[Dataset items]
——

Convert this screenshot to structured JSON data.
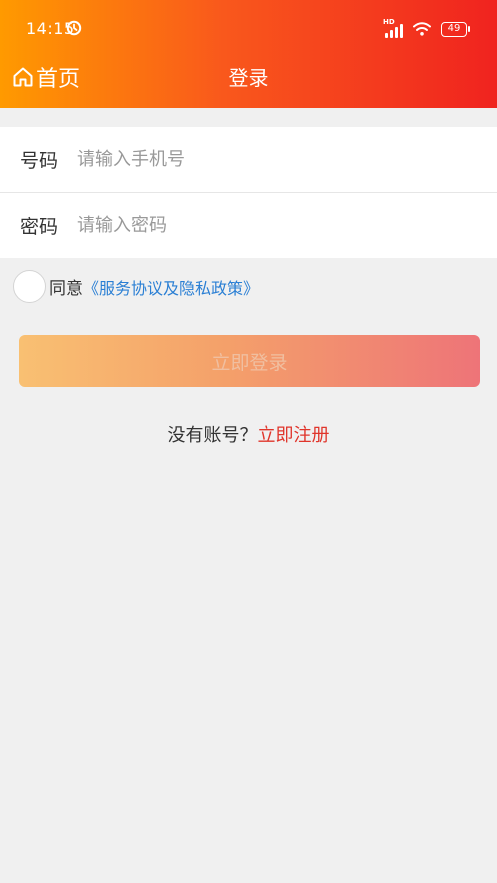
{
  "status_bar": {
    "time": "14:15",
    "network": "HD",
    "battery": "49"
  },
  "header": {
    "home_label": "首页",
    "title": "登录"
  },
  "form": {
    "phone_label": "号码",
    "phone_placeholder": "请输入手机号",
    "password_label": "密码",
    "password_placeholder": "请输入密码"
  },
  "agreement": {
    "text": "同意",
    "link": "《服务协议及隐私政策》"
  },
  "login_button": "立即登录",
  "register": {
    "prompt": "没有账号？",
    "link": "立即注册"
  },
  "colors": {
    "header_gradient": [
      "#ff9a00",
      "#f9581c",
      "#f0231f"
    ],
    "button_gradient": [
      "#f9c072",
      "#f4a06a",
      "#ee7478"
    ],
    "link_blue": "#2a7fd4",
    "link_red": "#e0352b"
  }
}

——

**TASK STATEMENT**. Quote every record above exactly, leaving out the pictures.

**COMPLETE ANSWER**.
Convert this screenshot to structured JSON data.
{
  "status_bar": {
    "time": "14:15",
    "network": "HD",
    "battery": "49"
  },
  "header": {
    "home_label": "首页",
    "title": "登录"
  },
  "form": {
    "phone_label": "号码",
    "phone_placeholder": "请输入手机号",
    "password_label": "密码",
    "password_placeholder": "请输入密码"
  },
  "agreement": {
    "text": "同意",
    "link": "《服务协议及隐私政策》"
  },
  "login_button": "立即登录",
  "register": {
    "prompt": "没有账号？",
    "link": "立即注册"
  },
  "colors": {
    "header_gradient": [
      "#ff9a00",
      "#f9581c",
      "#f0231f"
    ],
    "button_gradient": [
      "#f9c072",
      "#f4a06a",
      "#ee7478"
    ],
    "link_blue": "#2a7fd4",
    "link_red": "#e0352b"
  }
}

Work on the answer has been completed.